— Data provided —
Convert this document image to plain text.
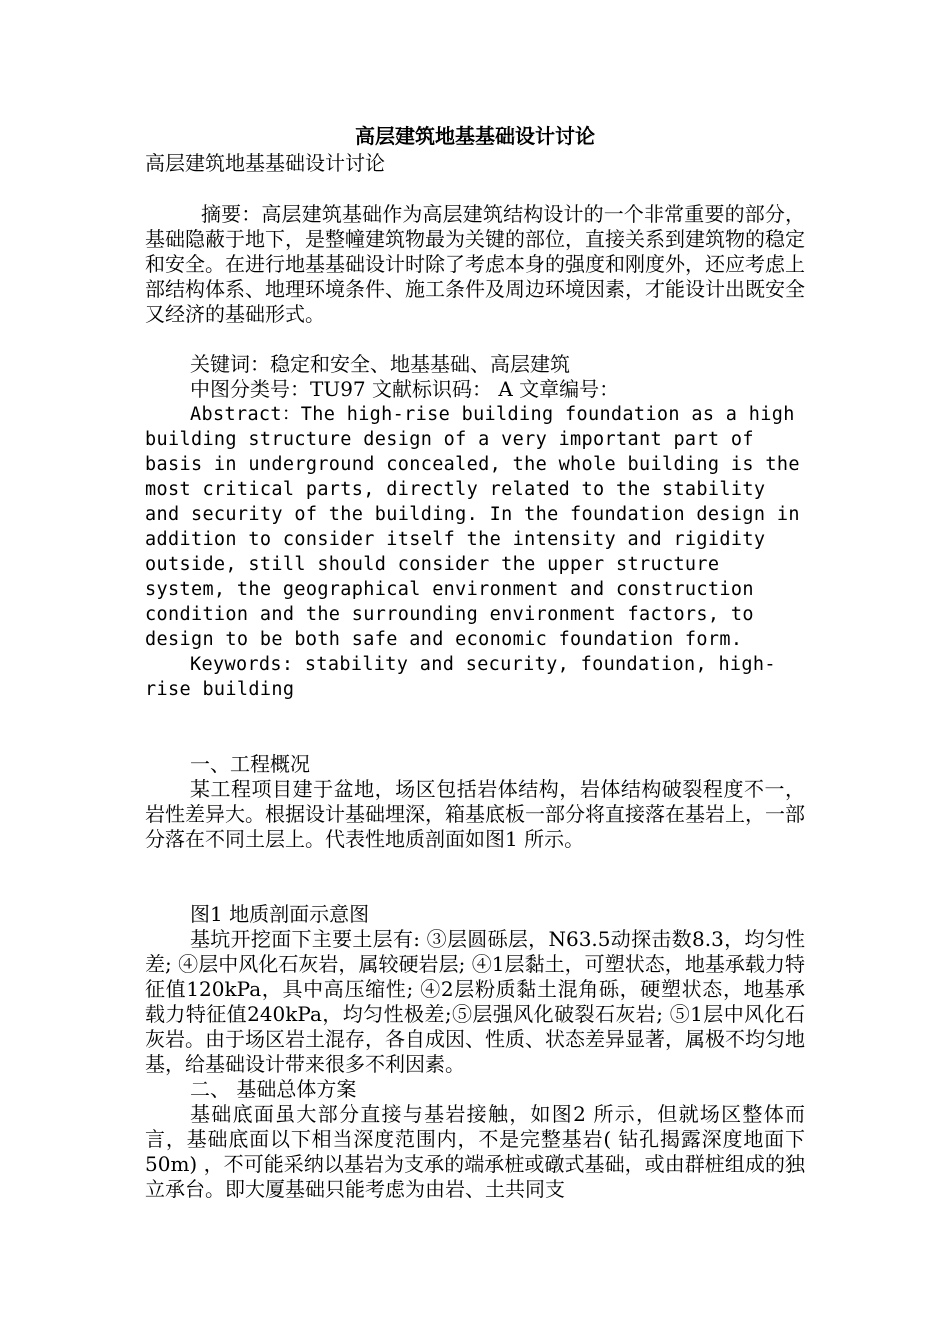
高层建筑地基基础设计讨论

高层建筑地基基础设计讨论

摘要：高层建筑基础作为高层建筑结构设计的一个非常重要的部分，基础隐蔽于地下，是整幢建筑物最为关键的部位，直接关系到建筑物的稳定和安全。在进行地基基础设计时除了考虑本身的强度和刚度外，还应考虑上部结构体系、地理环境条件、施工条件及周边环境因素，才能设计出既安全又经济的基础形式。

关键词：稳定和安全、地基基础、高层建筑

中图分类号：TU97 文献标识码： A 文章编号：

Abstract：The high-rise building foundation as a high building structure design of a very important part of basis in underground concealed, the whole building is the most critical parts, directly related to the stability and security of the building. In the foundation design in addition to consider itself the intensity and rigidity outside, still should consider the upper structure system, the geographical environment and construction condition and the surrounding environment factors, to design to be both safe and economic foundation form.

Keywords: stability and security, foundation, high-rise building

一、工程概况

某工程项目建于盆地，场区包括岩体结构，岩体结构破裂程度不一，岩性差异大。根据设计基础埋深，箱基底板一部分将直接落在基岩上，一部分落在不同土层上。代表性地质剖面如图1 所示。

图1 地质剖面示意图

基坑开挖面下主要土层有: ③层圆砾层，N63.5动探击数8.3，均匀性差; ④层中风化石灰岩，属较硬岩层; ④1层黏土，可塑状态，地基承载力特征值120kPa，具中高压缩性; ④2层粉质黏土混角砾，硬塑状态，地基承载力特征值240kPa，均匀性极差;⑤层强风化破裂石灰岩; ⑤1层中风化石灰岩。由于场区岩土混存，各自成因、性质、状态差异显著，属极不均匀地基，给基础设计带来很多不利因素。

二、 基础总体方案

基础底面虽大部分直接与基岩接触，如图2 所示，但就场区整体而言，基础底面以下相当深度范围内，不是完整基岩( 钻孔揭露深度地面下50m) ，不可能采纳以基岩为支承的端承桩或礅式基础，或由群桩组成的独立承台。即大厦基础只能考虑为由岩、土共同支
* * *
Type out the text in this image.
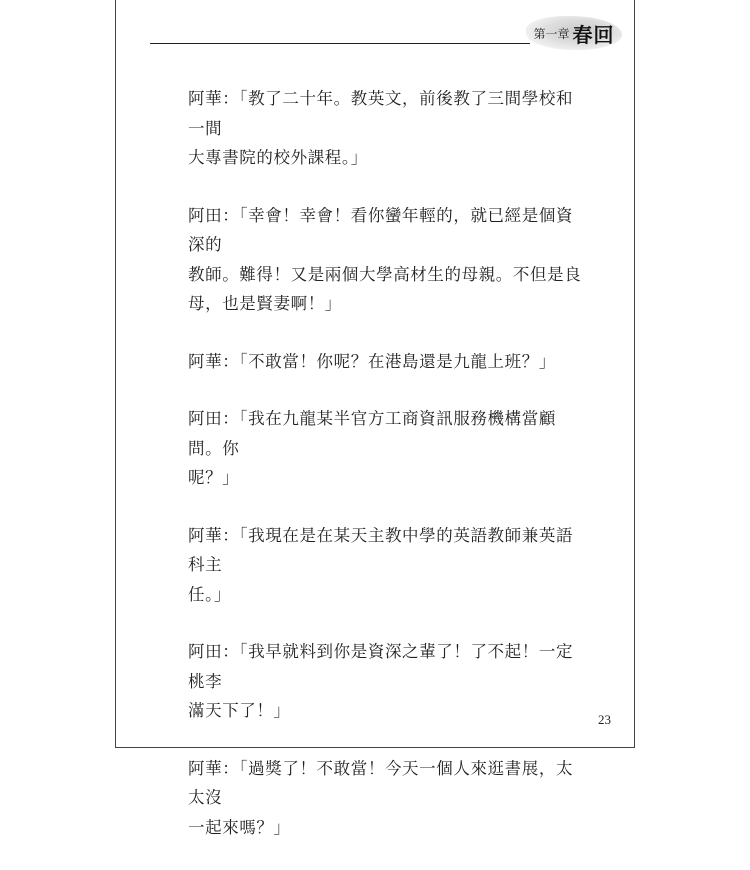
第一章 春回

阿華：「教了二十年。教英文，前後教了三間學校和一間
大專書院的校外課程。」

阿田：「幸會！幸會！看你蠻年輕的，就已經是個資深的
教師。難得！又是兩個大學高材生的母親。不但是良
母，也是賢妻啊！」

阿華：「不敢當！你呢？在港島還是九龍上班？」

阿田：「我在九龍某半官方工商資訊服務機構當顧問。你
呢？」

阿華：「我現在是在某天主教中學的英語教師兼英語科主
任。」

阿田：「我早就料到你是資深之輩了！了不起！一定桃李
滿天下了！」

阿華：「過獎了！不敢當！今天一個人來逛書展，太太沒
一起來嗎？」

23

— Task details —
State how many lines of the entries above include the word "image", offering no text other than the number.

— Solved problem —
2